• _MATERIAL PROPORCIONADO_:
══════════

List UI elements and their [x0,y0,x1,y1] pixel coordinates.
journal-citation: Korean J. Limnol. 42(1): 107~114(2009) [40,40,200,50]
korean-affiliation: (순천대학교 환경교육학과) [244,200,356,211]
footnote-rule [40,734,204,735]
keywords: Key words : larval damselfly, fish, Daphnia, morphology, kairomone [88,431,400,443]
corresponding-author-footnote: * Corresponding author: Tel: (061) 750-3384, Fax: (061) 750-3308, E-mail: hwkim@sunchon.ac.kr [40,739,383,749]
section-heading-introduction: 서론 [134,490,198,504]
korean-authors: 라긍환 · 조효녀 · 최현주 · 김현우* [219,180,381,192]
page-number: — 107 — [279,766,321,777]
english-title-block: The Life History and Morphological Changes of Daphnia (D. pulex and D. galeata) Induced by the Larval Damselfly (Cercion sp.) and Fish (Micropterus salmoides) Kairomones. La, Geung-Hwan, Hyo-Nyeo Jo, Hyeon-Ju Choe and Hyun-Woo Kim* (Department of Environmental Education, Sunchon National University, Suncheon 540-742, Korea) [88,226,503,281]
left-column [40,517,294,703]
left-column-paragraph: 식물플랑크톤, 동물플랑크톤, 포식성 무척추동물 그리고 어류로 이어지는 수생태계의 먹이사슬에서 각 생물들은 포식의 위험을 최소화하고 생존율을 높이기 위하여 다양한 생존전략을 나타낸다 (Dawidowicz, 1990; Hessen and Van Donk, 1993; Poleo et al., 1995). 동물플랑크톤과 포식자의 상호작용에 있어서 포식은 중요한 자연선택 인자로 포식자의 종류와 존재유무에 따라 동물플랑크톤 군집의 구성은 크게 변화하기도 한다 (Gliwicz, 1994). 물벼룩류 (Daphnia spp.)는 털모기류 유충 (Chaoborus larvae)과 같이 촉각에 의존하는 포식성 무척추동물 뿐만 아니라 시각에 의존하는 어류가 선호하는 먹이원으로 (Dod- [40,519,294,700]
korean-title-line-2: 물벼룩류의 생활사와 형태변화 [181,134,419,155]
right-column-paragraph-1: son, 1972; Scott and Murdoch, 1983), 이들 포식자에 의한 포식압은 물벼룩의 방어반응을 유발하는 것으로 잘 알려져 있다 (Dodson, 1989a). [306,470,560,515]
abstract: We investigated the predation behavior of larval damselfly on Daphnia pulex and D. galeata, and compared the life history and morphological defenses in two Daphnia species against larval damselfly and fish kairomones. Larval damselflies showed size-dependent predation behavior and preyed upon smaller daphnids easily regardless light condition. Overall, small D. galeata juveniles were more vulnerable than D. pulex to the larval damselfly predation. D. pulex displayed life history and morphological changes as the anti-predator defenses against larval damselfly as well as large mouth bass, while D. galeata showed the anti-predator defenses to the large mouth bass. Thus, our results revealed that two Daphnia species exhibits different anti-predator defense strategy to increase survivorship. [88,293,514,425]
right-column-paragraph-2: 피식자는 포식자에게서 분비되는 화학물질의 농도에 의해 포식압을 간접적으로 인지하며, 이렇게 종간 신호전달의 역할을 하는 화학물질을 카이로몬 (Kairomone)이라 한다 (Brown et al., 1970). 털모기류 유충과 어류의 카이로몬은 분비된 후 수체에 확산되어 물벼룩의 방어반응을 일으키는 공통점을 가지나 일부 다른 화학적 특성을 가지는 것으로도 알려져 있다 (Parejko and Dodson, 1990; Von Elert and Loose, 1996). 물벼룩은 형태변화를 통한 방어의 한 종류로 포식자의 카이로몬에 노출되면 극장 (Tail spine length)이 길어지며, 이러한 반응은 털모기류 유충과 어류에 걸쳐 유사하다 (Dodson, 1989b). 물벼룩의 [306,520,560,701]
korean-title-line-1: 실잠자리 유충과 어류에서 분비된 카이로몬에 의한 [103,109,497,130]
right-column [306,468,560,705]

══════════

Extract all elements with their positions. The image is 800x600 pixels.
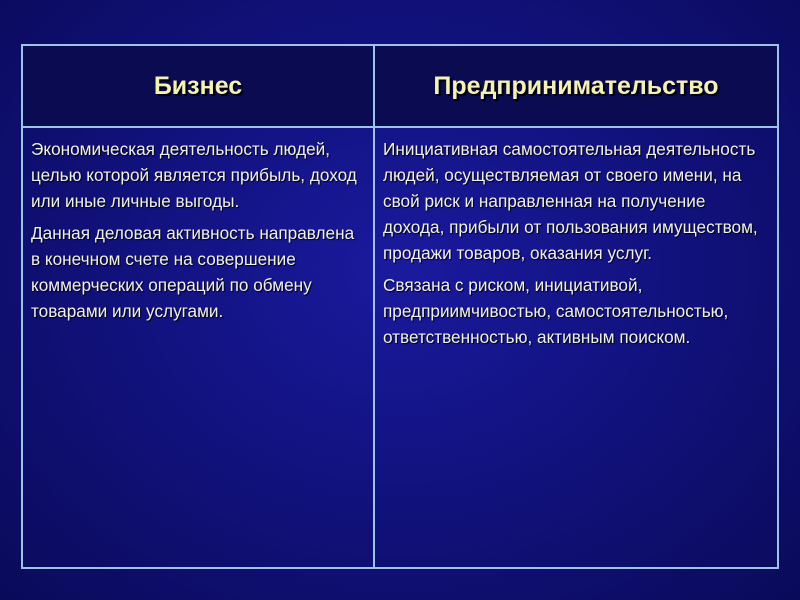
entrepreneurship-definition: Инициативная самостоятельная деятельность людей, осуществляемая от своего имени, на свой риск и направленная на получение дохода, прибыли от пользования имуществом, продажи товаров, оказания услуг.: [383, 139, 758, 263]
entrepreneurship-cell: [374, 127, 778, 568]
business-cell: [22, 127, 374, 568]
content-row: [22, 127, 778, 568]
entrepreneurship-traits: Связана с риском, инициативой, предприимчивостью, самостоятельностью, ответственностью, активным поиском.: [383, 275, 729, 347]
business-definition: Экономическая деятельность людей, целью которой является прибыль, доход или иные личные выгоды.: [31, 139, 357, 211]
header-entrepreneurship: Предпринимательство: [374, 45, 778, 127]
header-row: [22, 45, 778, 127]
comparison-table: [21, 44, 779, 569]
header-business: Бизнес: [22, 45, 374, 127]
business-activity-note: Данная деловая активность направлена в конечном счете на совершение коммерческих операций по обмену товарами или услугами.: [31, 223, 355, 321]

══════════

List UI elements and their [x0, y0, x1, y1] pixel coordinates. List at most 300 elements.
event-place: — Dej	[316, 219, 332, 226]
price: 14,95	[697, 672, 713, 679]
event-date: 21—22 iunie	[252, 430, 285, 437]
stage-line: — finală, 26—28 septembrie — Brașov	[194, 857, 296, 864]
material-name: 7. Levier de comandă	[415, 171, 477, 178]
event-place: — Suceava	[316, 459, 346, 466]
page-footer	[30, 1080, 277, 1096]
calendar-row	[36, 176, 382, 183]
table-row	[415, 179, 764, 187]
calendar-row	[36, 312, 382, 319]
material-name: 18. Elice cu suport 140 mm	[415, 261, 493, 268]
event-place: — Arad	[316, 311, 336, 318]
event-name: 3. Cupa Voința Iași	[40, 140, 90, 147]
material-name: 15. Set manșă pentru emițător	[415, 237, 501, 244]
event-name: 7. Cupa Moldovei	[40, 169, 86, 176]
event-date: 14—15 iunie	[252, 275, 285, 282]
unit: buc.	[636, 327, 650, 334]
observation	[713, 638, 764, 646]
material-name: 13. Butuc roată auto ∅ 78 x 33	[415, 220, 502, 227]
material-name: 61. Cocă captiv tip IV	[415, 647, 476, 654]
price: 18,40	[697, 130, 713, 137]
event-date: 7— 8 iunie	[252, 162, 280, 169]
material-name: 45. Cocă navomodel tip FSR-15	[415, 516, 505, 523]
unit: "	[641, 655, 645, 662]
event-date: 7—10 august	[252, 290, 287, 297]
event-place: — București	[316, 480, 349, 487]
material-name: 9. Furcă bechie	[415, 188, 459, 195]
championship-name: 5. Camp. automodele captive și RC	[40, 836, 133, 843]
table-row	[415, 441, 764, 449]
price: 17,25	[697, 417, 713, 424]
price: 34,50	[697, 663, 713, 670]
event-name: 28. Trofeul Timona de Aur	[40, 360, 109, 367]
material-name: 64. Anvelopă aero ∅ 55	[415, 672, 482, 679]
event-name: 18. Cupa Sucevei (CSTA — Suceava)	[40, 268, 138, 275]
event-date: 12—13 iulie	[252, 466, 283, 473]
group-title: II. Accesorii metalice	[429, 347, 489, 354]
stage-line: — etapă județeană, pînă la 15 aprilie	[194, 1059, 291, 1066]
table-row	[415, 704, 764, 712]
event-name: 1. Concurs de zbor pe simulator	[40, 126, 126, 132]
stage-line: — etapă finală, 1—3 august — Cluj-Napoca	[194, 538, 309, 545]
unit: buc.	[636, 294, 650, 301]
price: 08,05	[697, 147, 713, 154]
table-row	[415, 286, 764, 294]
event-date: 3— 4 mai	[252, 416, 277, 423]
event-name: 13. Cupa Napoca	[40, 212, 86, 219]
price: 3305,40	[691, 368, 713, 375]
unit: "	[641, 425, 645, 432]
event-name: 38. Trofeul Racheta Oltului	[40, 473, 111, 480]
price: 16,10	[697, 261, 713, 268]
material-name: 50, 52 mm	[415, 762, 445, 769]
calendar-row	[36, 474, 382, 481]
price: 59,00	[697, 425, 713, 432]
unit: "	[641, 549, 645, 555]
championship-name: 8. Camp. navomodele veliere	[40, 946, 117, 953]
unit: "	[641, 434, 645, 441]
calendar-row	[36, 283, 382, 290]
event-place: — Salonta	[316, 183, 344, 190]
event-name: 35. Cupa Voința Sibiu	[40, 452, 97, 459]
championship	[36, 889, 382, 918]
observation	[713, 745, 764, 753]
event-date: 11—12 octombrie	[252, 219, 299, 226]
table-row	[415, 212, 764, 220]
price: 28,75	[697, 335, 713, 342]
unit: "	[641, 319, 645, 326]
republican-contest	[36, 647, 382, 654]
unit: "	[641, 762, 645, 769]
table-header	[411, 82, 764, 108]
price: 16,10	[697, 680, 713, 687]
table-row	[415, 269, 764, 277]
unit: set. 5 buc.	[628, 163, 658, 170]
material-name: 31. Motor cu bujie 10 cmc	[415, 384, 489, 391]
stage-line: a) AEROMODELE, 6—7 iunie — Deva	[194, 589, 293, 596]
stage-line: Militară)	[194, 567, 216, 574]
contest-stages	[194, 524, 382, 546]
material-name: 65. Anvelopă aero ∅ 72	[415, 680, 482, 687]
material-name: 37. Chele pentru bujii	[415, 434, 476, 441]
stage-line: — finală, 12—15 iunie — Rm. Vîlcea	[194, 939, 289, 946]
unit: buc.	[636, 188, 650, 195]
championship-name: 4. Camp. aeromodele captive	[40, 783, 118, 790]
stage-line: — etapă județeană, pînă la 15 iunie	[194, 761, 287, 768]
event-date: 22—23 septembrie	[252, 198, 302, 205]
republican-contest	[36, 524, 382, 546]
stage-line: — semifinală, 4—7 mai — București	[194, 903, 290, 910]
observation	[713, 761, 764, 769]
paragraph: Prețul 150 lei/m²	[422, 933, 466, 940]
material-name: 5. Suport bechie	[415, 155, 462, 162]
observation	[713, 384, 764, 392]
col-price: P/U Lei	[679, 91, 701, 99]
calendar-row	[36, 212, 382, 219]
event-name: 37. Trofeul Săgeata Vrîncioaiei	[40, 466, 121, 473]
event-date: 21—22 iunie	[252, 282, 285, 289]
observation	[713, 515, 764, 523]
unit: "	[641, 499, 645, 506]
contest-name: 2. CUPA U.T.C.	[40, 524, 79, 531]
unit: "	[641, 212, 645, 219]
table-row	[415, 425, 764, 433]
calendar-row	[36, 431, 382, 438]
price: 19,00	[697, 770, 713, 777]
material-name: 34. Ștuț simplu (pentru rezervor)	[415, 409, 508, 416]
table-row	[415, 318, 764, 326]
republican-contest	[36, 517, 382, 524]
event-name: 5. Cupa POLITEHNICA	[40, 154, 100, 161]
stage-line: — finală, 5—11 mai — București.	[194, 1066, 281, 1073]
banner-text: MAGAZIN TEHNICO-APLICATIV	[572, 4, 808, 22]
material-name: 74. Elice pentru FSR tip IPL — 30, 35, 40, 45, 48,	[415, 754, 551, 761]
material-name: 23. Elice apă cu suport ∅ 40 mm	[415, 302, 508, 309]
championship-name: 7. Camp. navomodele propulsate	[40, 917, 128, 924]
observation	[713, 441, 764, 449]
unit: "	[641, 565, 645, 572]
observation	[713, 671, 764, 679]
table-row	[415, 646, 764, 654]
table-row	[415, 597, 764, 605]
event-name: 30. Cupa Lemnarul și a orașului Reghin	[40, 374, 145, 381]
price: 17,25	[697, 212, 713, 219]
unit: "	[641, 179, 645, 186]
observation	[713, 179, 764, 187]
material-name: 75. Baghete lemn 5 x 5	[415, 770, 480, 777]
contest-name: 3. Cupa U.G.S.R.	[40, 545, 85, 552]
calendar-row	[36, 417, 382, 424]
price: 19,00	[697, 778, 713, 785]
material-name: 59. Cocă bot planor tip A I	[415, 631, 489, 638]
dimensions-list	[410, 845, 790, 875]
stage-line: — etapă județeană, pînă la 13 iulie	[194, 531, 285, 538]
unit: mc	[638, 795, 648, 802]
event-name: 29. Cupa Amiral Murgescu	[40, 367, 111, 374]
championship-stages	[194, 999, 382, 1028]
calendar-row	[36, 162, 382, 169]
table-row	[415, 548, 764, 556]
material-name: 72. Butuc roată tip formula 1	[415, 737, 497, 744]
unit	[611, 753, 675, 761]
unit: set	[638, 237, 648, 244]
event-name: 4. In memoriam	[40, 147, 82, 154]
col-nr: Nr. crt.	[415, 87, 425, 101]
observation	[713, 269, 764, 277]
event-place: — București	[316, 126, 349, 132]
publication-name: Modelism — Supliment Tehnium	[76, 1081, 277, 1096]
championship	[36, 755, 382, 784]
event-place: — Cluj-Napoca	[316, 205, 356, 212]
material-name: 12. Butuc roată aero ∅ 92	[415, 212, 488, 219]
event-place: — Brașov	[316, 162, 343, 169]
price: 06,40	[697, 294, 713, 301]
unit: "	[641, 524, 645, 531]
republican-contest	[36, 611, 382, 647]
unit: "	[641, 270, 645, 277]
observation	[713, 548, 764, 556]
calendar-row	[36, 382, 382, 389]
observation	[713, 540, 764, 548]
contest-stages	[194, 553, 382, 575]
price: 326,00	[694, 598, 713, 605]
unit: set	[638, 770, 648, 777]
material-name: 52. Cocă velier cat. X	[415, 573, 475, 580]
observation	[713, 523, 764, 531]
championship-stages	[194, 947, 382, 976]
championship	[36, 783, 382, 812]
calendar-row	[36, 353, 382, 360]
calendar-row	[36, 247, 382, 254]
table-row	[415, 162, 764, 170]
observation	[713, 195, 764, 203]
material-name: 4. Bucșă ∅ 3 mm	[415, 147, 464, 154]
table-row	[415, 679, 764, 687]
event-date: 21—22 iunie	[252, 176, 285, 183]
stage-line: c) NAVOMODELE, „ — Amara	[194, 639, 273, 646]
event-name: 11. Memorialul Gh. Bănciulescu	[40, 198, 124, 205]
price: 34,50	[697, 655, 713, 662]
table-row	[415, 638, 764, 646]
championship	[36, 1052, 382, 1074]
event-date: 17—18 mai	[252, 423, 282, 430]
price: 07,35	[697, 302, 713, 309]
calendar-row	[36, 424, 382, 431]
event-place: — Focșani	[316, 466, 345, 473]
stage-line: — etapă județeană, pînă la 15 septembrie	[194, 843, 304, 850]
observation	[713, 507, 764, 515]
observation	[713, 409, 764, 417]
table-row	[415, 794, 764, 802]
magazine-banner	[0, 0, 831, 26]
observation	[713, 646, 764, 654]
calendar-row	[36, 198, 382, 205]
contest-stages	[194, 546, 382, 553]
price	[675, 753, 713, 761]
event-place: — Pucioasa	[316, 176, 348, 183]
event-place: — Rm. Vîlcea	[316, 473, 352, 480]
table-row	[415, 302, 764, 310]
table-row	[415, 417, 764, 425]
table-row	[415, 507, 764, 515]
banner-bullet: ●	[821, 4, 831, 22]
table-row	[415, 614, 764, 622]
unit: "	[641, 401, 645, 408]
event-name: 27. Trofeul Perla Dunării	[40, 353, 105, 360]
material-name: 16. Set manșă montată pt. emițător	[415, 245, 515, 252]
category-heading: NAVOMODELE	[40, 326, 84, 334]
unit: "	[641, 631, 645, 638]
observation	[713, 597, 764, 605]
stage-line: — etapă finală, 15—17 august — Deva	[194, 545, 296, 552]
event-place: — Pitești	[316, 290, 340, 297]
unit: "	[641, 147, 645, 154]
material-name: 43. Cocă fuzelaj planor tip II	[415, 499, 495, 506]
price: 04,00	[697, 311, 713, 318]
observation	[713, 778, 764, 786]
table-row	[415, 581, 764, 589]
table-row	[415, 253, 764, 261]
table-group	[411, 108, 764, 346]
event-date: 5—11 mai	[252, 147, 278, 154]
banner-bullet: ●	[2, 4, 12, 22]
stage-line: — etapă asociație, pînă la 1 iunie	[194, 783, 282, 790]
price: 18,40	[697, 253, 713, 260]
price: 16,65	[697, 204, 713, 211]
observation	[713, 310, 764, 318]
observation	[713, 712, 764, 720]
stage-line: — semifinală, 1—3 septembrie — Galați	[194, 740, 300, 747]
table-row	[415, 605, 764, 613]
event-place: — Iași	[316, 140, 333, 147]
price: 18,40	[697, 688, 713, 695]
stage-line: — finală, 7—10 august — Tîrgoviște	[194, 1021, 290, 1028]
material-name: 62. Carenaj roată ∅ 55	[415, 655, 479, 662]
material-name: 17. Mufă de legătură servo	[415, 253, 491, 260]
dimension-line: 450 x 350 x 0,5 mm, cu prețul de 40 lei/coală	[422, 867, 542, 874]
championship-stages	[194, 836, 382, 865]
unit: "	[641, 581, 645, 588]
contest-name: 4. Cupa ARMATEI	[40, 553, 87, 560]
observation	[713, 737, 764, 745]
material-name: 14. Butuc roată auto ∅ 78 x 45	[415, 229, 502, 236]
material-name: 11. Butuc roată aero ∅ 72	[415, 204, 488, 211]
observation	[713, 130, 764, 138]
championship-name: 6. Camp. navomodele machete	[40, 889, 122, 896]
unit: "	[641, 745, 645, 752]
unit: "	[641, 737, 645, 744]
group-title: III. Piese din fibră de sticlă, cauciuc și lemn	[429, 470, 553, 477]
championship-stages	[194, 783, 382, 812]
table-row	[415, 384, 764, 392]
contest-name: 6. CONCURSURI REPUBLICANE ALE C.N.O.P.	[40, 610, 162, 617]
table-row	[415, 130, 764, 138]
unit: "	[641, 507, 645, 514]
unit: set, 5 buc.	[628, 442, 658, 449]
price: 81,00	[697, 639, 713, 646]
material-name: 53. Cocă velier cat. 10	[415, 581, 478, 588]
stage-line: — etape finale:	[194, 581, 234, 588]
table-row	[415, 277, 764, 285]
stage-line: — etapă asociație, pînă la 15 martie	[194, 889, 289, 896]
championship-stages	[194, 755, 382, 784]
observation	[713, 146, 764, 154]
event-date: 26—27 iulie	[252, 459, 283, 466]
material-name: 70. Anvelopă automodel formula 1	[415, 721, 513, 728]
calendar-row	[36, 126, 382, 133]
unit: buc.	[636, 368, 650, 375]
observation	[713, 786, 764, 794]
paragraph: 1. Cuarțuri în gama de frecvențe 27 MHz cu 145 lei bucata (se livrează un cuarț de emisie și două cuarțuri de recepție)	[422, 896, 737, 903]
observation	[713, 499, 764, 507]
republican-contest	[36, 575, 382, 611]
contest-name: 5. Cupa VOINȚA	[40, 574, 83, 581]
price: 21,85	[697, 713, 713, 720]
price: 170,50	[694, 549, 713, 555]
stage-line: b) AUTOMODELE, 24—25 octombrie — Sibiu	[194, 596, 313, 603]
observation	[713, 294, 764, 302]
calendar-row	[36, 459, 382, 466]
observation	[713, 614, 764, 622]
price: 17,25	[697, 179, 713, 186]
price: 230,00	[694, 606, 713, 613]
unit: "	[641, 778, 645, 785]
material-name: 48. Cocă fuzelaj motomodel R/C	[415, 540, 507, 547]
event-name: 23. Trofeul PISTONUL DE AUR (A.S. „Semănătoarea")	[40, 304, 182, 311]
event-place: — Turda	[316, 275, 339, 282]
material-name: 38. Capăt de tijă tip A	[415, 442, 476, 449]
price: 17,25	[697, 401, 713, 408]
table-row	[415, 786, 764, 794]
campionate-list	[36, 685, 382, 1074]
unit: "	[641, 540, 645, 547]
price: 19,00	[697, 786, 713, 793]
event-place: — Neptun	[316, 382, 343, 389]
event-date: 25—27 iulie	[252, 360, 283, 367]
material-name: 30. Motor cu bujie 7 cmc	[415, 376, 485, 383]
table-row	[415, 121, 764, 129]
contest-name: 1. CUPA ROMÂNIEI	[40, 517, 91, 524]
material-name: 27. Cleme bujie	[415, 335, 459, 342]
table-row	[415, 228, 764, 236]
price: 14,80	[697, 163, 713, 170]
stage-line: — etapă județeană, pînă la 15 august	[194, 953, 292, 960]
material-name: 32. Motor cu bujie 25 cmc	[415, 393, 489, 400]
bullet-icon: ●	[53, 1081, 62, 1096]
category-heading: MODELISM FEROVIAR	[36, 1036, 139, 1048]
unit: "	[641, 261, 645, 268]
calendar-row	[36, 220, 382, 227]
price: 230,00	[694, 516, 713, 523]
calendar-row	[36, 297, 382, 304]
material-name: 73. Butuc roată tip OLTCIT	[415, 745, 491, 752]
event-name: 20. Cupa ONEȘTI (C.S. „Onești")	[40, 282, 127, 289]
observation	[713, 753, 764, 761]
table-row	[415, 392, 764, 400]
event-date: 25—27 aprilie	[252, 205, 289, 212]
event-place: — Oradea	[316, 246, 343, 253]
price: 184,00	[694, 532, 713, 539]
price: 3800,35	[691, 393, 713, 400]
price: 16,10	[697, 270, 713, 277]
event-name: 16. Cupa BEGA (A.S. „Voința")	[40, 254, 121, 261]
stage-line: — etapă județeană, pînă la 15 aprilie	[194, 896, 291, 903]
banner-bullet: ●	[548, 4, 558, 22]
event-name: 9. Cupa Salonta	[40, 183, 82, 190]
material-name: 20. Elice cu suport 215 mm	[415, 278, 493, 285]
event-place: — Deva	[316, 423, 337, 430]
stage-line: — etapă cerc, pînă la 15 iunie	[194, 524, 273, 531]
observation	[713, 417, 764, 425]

══════════

• _OBJETIVO DEL EJERCICIO_:
Transcribe sin cambios el tramo del material que va desde la línea que contiene "List UI elements and their [x0,y0,x1,y1]" hasta la línea que contiene "left-column [40,517,294,703]", con ambas incluidas.

• _RESPUESTA AL EJERCICIO_:
List UI elements and their [x0,y0,x1,y1] pixel coordinates.
journal-citation: Korean J. Limnol. 42(1): 107~114(2009) [40,40,200,50]
korean-affiliation: (순천대학교 환경교육학과) [244,200,356,211]
footnote-rule [40,734,204,735]
keywords: Key words : larval damselfly, fish, Daphnia, morphology, kairomone [88,431,400,443]
corresponding-author-footnote: * Corresponding author: Tel: (061) 750-3384, Fax: (061) 750-3308, E-mail: hwkim@sunchon.ac.kr [40,739,383,749]
section-heading-introduction: 서론 [134,490,198,504]
korean-authors: 라긍환 · 조효녀 · 최현주 · 김현우* [219,180,381,192]
page-number: — 107 — [279,766,321,777]
english-title-block: The Life History and Morphological Changes of Daphnia (D. pulex and D. galeata) Induced by the Larval Damselfly (Cercion sp.) and Fish (Micropterus salmoides) Kairomones. La, Geung-Hwan, Hyo-Nyeo Jo, Hyeon-Ju Choe and Hyun-Woo Kim* (Department of Environmental Education, Sunchon National University, Suncheon 540-742, Korea) [88,226,503,281]
left-column [40,517,294,703]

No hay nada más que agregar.